#### [Written instruction]
Output all the entries word for word. Omit the pictures.

#### [Given records]

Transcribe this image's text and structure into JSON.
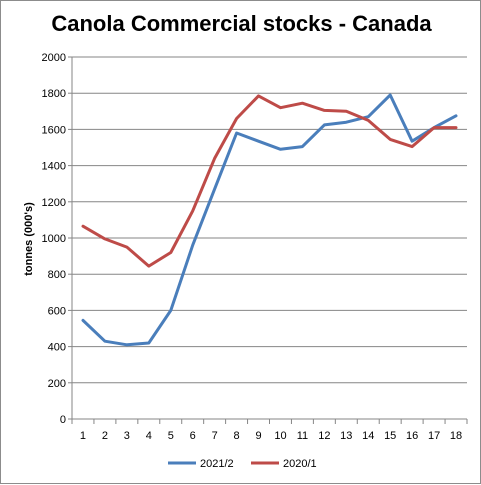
{
  "chart_data": {
    "type": "line",
    "title": "Canola Commercial stocks - Canada",
    "xlabel": "",
    "ylabel": "tonnes (000's)",
    "x": [
      1,
      2,
      3,
      4,
      5,
      6,
      7,
      8,
      9,
      10,
      11,
      12,
      13,
      14,
      15,
      16,
      17,
      18
    ],
    "ylim": [
      0,
      2000
    ],
    "yticks": [
      0,
      200,
      400,
      600,
      800,
      1000,
      1200,
      1400,
      1600,
      1800,
      2000
    ],
    "grid": true,
    "legend": "bottom",
    "series": [
      {
        "name": "2021/2",
        "color": "#4a7ebb",
        "values": [
          545,
          430,
          410,
          420,
          600,
          960,
          1270,
          1580,
          1535,
          1490,
          1505,
          1625,
          1640,
          1670,
          1790,
          1535,
          1610,
          1675
        ]
      },
      {
        "name": "2020/1",
        "color": "#be4b48",
        "values": [
          1065,
          995,
          950,
          845,
          920,
          1150,
          1440,
          1660,
          1785,
          1720,
          1745,
          1705,
          1700,
          1650,
          1545,
          1505,
          1610,
          1610
        ]
      }
    ]
  }
}
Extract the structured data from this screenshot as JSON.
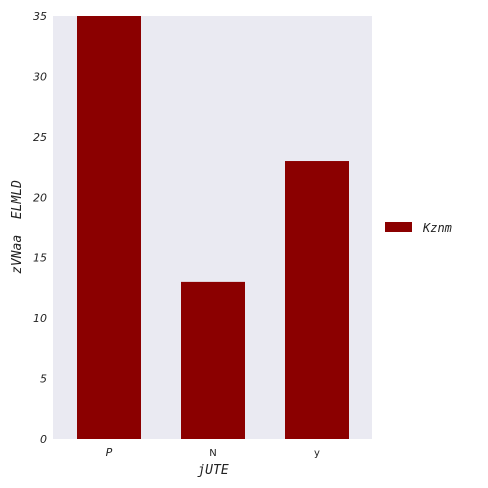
{
  "chart_data": {
    "type": "bar",
    "categories": [
      "P",
      "N",
      "y"
    ],
    "series": [
      {
        "name": "Kznm",
        "values": [
          35,
          13,
          23
        ],
        "color": "#8b0000"
      }
    ],
    "xlabel": "jUTE",
    "ylabel": "zVNaa  ELMLD",
    "ylim": [
      0,
      35
    ],
    "yticks": [
      0,
      5,
      10,
      15,
      20,
      25,
      30,
      35
    ],
    "grid": false,
    "legend_position": "right",
    "plot_background": "#eaeaf2"
  }
}
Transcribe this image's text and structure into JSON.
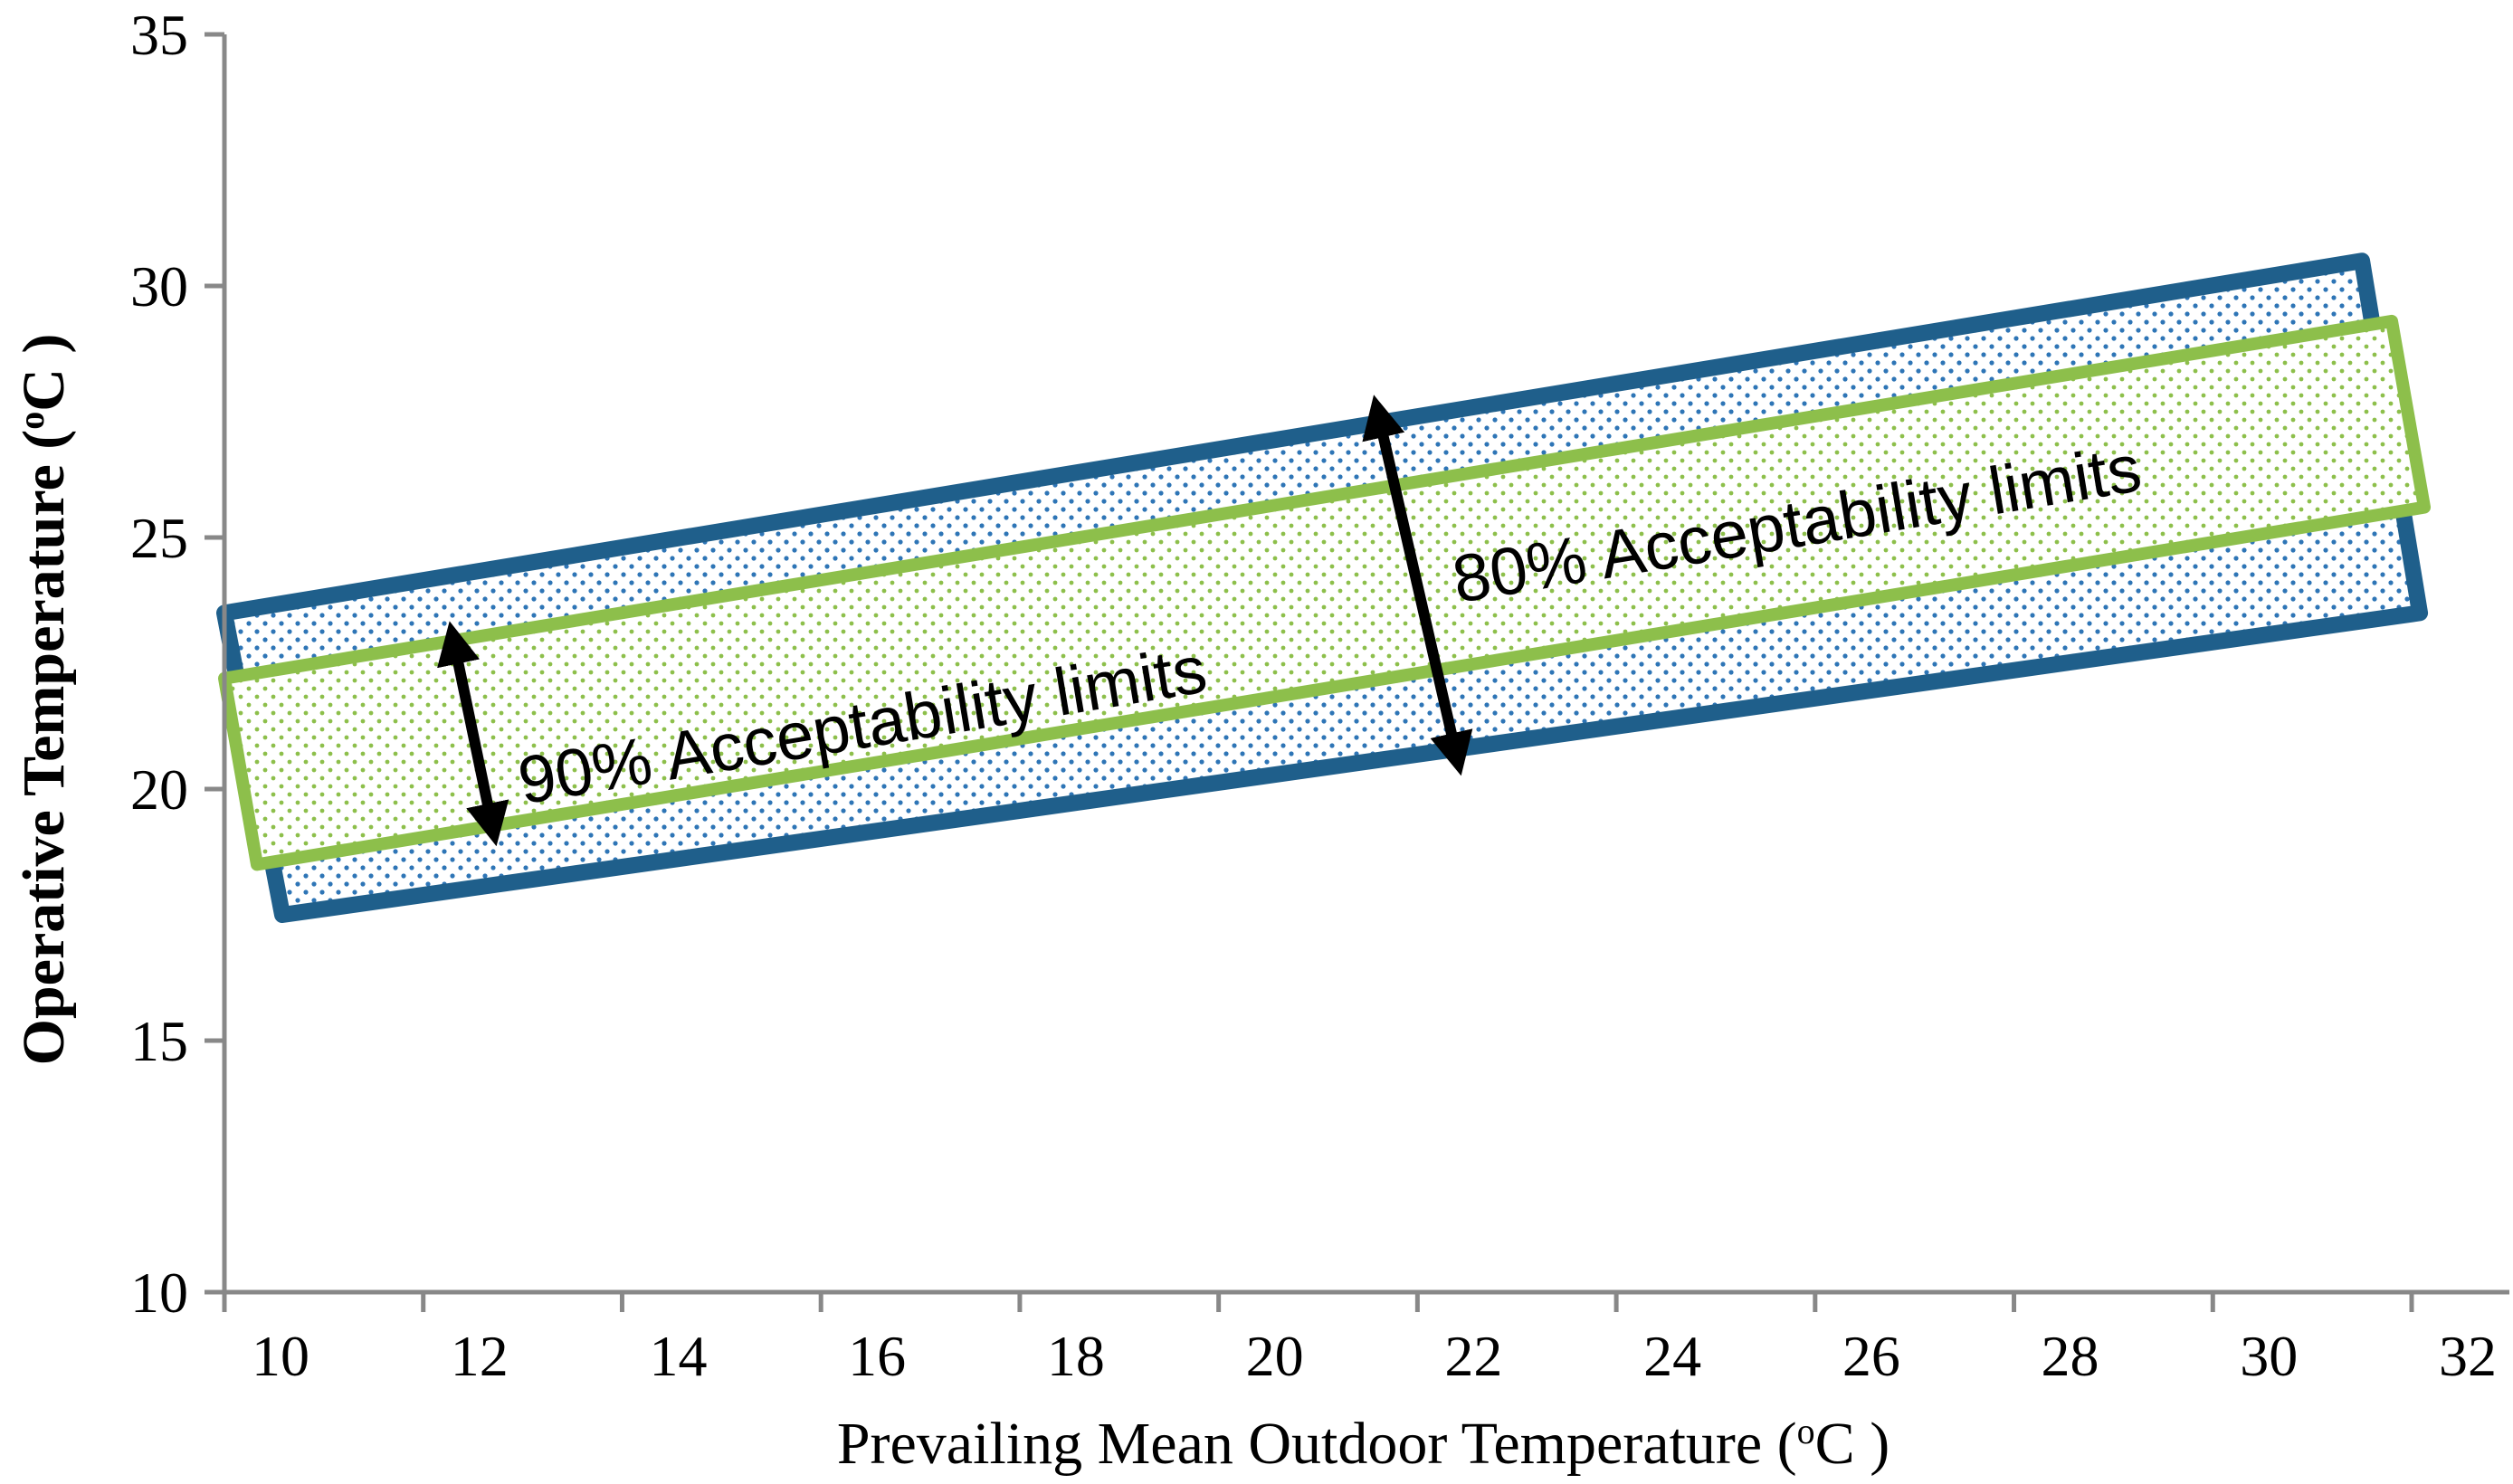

#### [Result]
Transcribe this image's text and structure into JSON.
{
  "chart_data": {
    "type": "line",
    "title": "Canola Commercial stocks - Canada",
    "xlabel": "",
    "ylabel": "tonnes (000's)",
    "x": [
      1,
      2,
      3,
      4,
      5,
      6,
      7,
      8,
      9,
      10,
      11,
      12,
      13,
      14,
      15,
      16,
      17,
      18
    ],
    "ylim": [
      0,
      2000
    ],
    "yticks": [
      0,
      200,
      400,
      600,
      800,
      1000,
      1200,
      1400,
      1600,
      1800,
      2000
    ],
    "grid": true,
    "legend": "bottom",
    "series": [
      {
        "name": "2021/2",
        "color": "#4a7ebb",
        "values": [
          545,
          430,
          410,
          420,
          600,
          960,
          1270,
          1580,
          1535,
          1490,
          1505,
          1625,
          1640,
          1670,
          1790,
          1535,
          1610,
          1675
        ]
      },
      {
        "name": "2020/1",
        "color": "#be4b48",
        "values": [
          1065,
          995,
          950,
          845,
          920,
          1150,
          1440,
          1660,
          1785,
          1720,
          1745,
          1705,
          1700,
          1650,
          1545,
          1505,
          1610,
          1610
        ]
      }
    ]
  }
}
Extract the structured data from this screenshot as JSON.
{
  "chart_data": {
    "type": "bar",
    "categories": [
      "P",
      "N",
      "y"
    ],
    "series": [
      {
        "name": "Kznm",
        "values": [
          35,
          13,
          23
        ],
        "color": "#8b0000"
      }
    ],
    "xlabel": "jUTE",
    "ylabel": "zVNaa  ELMLD",
    "ylim": [
      0,
      35
    ],
    "yticks": [
      0,
      5,
      10,
      15,
      20,
      25,
      30,
      35
    ],
    "grid": false,
    "legend_position": "right",
    "plot_background": "#eaeaf2"
  }
}
Transcribe this image's text and structure into JSON.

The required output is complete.